#### [EXTRACTED RECORDS]
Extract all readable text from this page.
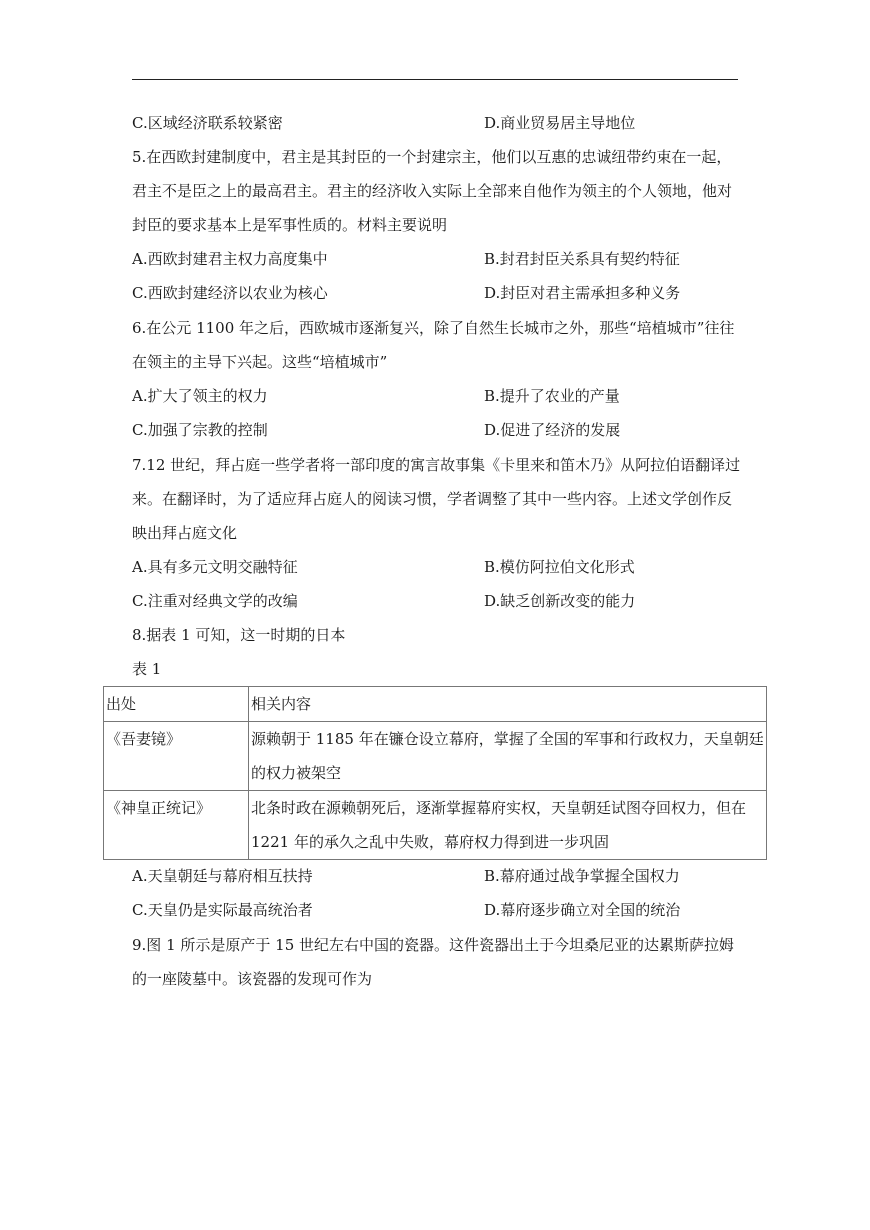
C.区域经济联系较紧密	D.商业贸易居主导地位
5.在西欧封建制度中，君主是其封臣的一个封建宗主，他们以互惠的忠诚纽带约束在一起，
君主不是臣之上的最高君主。君主的经济收入实际上全部来自他作为领主的个人领地，他对
封臣的要求基本上是军事性质的。材料主要说明
A.西欧封建君主权力高度集中	B.封君封臣关系具有契约特征
C.西欧封建经济以农业为核心	D.封臣对君主需承担多种义务
6.在公元 1100 年之后，西欧城市逐渐复兴，除了自然生长城市之外，那些“培植城市”往往
在领主的主导下兴起。这些“培植城市”
A.扩大了领主的权力	B.提升了农业的产量
C.加强了宗教的控制	D.促进了经济的发展
7.12 世纪，拜占庭一些学者将一部印度的寓言故事集《卡里来和笛木乃》从阿拉伯语翻译过
来。在翻译时，为了适应拜占庭人的阅读习惯，学者调整了其中一些内容。上述文学创作反
映出拜占庭文化
A.具有多元文明交融特征	B.模仿阿拉伯文化形式
C.注重对经典文学的改编	D.缺乏创新改变的能力
8.据表 1 可知，这一时期的日本
表 1
出处	相关内容
《吾妻镜》	源赖朝于 1185 年在镰仓设立幕府，掌握了全国的军事和行政权力，天皇朝廷
的权力被架空

《神皇正统记》	北条时政在源赖朝死后，逐渐掌握幕府实权，天皇朝廷试图夺回权力，但在
1221 年的承久之乱中失败，幕府权力得到进一步巩固
A.天皇朝廷与幕府相互扶持	B.幕府通过战争掌握全国权力
C.天皇仍是实际最高统治者	D.幕府逐步确立对全国的统治
9.图 1 所示是原产于 15 世纪左右中国的瓷器。这件瓷器出土于今坦桑尼亚的达累斯萨拉姆
的一座陵墓中。该瓷器的发现可作为
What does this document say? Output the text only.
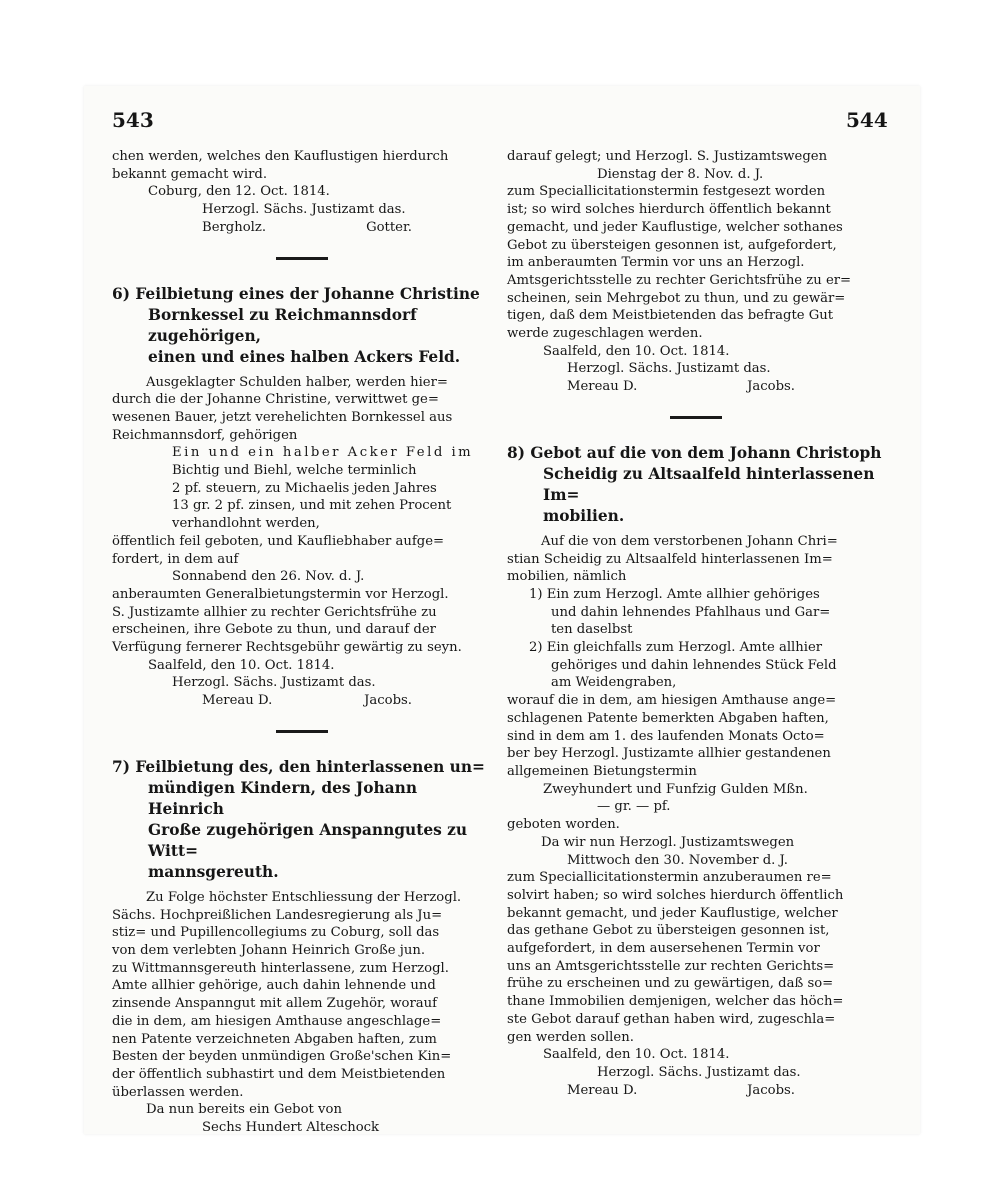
543	544

chen werden, welches den Kauflustigen hierdurch

bekannt gemacht wird.

Coburg, den 12. Oct. 1814.

Herzogl. Sächs. Justizamt das.

Bergholz.	Gotter.

6) Feilbietung eines der Johanne Christine

Bornkessel zu Reichmannsdorf zugehörigen,

einen und eines halben Ackers Feld.

Ausgeklagter Schulden halber, werden hier=

durch die der Johanne Christine, verwittwet ge=

wesenen Bauer, jetzt verehelichten Bornkessel aus

Reichmannsdorf, gehörigen

Ein und ein halber Acker Feld im

Bichtig und Biehl, welche terminlich

2 pf. steuern, zu Michaelis jeden Jahres

13 gr. 2 pf. zinsen, und mit zehen Procent

verhandlohnt werden,

öffentlich feil geboten, und Kaufliebhaber aufge=

fordert, in dem auf

Sonnabend den 26. Nov. d. J.

anberaumten Generalbietungstermin vor Herzogl.

S. Justizamte allhier zu rechter Gerichtsfrühe zu

erscheinen, ihre Gebote zu thun, und darauf der

Verfügung fernerer Rechtsgebühr gewärtig zu seyn.

Saalfeld, den 10. Oct. 1814.

Herzogl. Sächs. Justizamt das.

Mereau D.	Jacobs.

7) Feilbietung des, den hinterlassenen un=

mündigen Kindern, des Johann Heinrich

Große zugehörigen Anspanngutes zu Witt=

mannsgereuth.

Zu Folge höchster Entschliessung der Herzogl.

Sächs. Hochpreißlichen Landesregierung als Ju=

stiz= und Pupillencollegiums zu Coburg, soll das

von dem verlebten Johann Heinrich Große jun.

zu Wittmannsgereuth hinterlassene, zum Herzogl.

Amte allhier gehörige, auch dahin lehnende und

zinsende Anspanngut mit allem Zugehör, worauf

die in dem, am hiesigen Amthause angeschlage=

nen Patente verzeichneten Abgaben haften, zum

Besten der beyden unmündigen Große'schen Kin=

der öffentlich subhastirt und dem Meistbietenden

überlassen werden.

Da nun bereits ein Gebot von

Sechs Hundert Alteschock

darauf gelegt; und Herzogl. S. Justizamtswegen

Dienstag der 8. Nov. d. J.

zum Speciallicitationstermin festgesezt worden

ist; so wird solches hierdurch öffentlich bekannt

gemacht, und jeder Kauflustige, welcher sothanes

Gebot zu übersteigen gesonnen ist, aufgefordert,

im anberaumten Termin vor uns an Herzogl.

Amtsgerichtsstelle zu rechter Gerichtsfrühe zu er=

scheinen, sein Mehrgebot zu thun, und zu gewär=

tigen, daß dem Meistbietenden das befragte Gut

werde zugeschlagen werden.

Saalfeld, den 10. Oct. 1814.

Herzogl. Sächs. Justizamt das.

Mereau D.	Jacobs.

8) Gebot auf die von dem Johann Christoph

Scheidig zu Altsaalfeld hinterlassenen Im=

mobilien.

Auf die von dem verstorbenen Johann Chri=

stian Scheidig zu Altsaalfeld hinterlassenen Im=

mobilien, nämlich

1) Ein zum Herzogl. Amte allhier gehöriges

und dahin lehnendes Pfahlhaus und Gar=

ten daselbst

2) Ein gleichfalls zum Herzogl. Amte allhier

gehöriges und dahin lehnendes Stück Feld

am Weidengraben,

worauf die in dem, am hiesigen Amthause ange=

schlagenen Patente bemerkten Abgaben haften,

sind in dem am 1. des laufenden Monats Octo=

ber bey Herzogl. Justizamte allhier gestandenen

allgemeinen Bietungstermin

Zweyhundert und Funfzig Gulden Mßn.

— gr. — pf.

geboten worden.

Da wir nun Herzogl. Justizamtswegen

Mittwoch den 30. November d. J.

zum Speciallicitationstermin anzuberaumen re=

solvirt haben; so wird solches hierdurch öffentlich

bekannt gemacht, und jeder Kauflustige, welcher

das gethane Gebot zu übersteigen gesonnen ist,

aufgefordert, in dem ausersehenen Termin vor

uns an Amtsgerichtsstelle zur rechten Gerichts=

frühe zu erscheinen und zu gewärtigen, daß so=

thane Immobilien demjenigen, welcher das höch=

ste Gebot darauf gethan haben wird, zugeschla=

gen werden sollen.

Saalfeld, den 10. Oct. 1814.

Herzogl. Sächs. Justizamt das.

Mereau D.	Jacobs.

#### [GOAL]
Reproduce the material word for word, minus the images.

#### [FULL SOLUTION]
Extract all readable text from this page.
C.区域经济联系较紧密	D.商业贸易居主导地位
5.在西欧封建制度中，君主是其封臣的一个封建宗主，他们以互惠的忠诚纽带约束在一起，
君主不是臣之上的最高君主。君主的经济收入实际上全部来自他作为领主的个人领地，他对
封臣的要求基本上是军事性质的。材料主要说明
A.西欧封建君主权力高度集中	B.封君封臣关系具有契约特征
C.西欧封建经济以农业为核心	D.封臣对君主需承担多种义务
6.在公元 1100 年之后，西欧城市逐渐复兴，除了自然生长城市之外，那些“培植城市”往往
在领主的主导下兴起。这些“培植城市”
A.扩大了领主的权力	B.提升了农业的产量
C.加强了宗教的控制	D.促进了经济的发展
7.12 世纪，拜占庭一些学者将一部印度的寓言故事集《卡里来和笛木乃》从阿拉伯语翻译过
来。在翻译时，为了适应拜占庭人的阅读习惯，学者调整了其中一些内容。上述文学创作反
映出拜占庭文化
A.具有多元文明交融特征	B.模仿阿拉伯文化形式
C.注重对经典文学的改编	D.缺乏创新改变的能力
8.据表 1 可知，这一时期的日本
表 1
出处	相关内容
《吾妻镜》	源赖朝于 1185 年在镰仓设立幕府，掌握了全国的军事和行政权力，天皇朝廷
的权力被架空

《神皇正统记》	北条时政在源赖朝死后，逐渐掌握幕府实权，天皇朝廷试图夺回权力，但在
1221 年的承久之乱中失败，幕府权力得到进一步巩固
A.天皇朝廷与幕府相互扶持	B.幕府通过战争掌握全国权力
C.天皇仍是实际最高统治者	D.幕府逐步确立对全国的统治
9.图 1 所示是原产于 15 世纪左右中国的瓷器。这件瓷器出土于今坦桑尼亚的达累斯萨拉姆
的一座陵墓中。该瓷器的发现可作为
What does this document say? Output the text only.
543	544

chen werden, welches den Kauflustigen hierdurch

bekannt gemacht wird.

Coburg, den 12. Oct. 1814.

Herzogl. Sächs. Justizamt das.

Bergholz.	Gotter.

6) Feilbietung eines der Johanne Christine

Bornkessel zu Reichmannsdorf zugehörigen,

einen und eines halben Ackers Feld.

Ausgeklagter Schulden halber, werden hier=

durch die der Johanne Christine, verwittwet ge=

wesenen Bauer, jetzt verehelichten Bornkessel aus

Reichmannsdorf, gehörigen

Ein und ein halber Acker Feld im

Bichtig und Biehl, welche terminlich

2 pf. steuern, zu Michaelis jeden Jahres

13 gr. 2 pf. zinsen, und mit zehen Procent

verhandlohnt werden,

öffentlich feil geboten, und Kaufliebhaber aufge=

fordert, in dem auf

Sonnabend den 26. Nov. d. J.

anberaumten Generalbietungstermin vor Herzogl.

S. Justizamte allhier zu rechter Gerichtsfrühe zu

erscheinen, ihre Gebote zu thun, und darauf der

Verfügung fernerer Rechtsgebühr gewärtig zu seyn.

Saalfeld, den 10. Oct. 1814.

Herzogl. Sächs. Justizamt das.

Mereau D.	Jacobs.

7) Feilbietung des, den hinterlassenen un=

mündigen Kindern, des Johann Heinrich

Große zugehörigen Anspanngutes zu Witt=

mannsgereuth.

Zu Folge höchster Entschliessung der Herzogl.

Sächs. Hochpreißlichen Landesregierung als Ju=

stiz= und Pupillencollegiums zu Coburg, soll das

von dem verlebten Johann Heinrich Große jun.

zu Wittmannsgereuth hinterlassene, zum Herzogl.

Amte allhier gehörige, auch dahin lehnende und

zinsende Anspanngut mit allem Zugehör, worauf

die in dem, am hiesigen Amthause angeschlage=

nen Patente verzeichneten Abgaben haften, zum

Besten der beyden unmündigen Große'schen Kin=

der öffentlich subhastirt und dem Meistbietenden

überlassen werden.

Da nun bereits ein Gebot von

Sechs Hundert Alteschock

darauf gelegt; und Herzogl. S. Justizamtswegen

Dienstag der 8. Nov. d. J.

zum Speciallicitationstermin festgesezt worden

ist; so wird solches hierdurch öffentlich bekannt

gemacht, und jeder Kauflustige, welcher sothanes

Gebot zu übersteigen gesonnen ist, aufgefordert,

im anberaumten Termin vor uns an Herzogl.

Amtsgerichtsstelle zu rechter Gerichtsfrühe zu er=

scheinen, sein Mehrgebot zu thun, und zu gewär=

tigen, daß dem Meistbietenden das befragte Gut

werde zugeschlagen werden.

Saalfeld, den 10. Oct. 1814.

Herzogl. Sächs. Justizamt das.

Mereau D.	Jacobs.

8) Gebot auf die von dem Johann Christoph

Scheidig zu Altsaalfeld hinterlassenen Im=

mobilien.

Auf die von dem verstorbenen Johann Chri=

stian Scheidig zu Altsaalfeld hinterlassenen Im=

mobilien, nämlich

1) Ein zum Herzogl. Amte allhier gehöriges

und dahin lehnendes Pfahlhaus und Gar=

ten daselbst

2) Ein gleichfalls zum Herzogl. Amte allhier

gehöriges und dahin lehnendes Stück Feld

am Weidengraben,

worauf die in dem, am hiesigen Amthause ange=

schlagenen Patente bemerkten Abgaben haften,

sind in dem am 1. des laufenden Monats Octo=

ber bey Herzogl. Justizamte allhier gestandenen

allgemeinen Bietungstermin

Zweyhundert und Funfzig Gulden Mßn.

— gr. — pf.

geboten worden.

Da wir nun Herzogl. Justizamtswegen

Mittwoch den 30. November d. J.

zum Speciallicitationstermin anzuberaumen re=

solvirt haben; so wird solches hierdurch öffentlich

bekannt gemacht, und jeder Kauflustige, welcher

das gethane Gebot zu übersteigen gesonnen ist,

aufgefordert, in dem ausersehenen Termin vor

uns an Amtsgerichtsstelle zur rechten Gerichts=

frühe zu erscheinen und zu gewärtigen, daß so=

thane Immobilien demjenigen, welcher das höch=

ste Gebot darauf gethan haben wird, zugeschla=

gen werden sollen.

Saalfeld, den 10. Oct. 1814.

Herzogl. Sächs. Justizamt das.

Mereau D.	Jacobs.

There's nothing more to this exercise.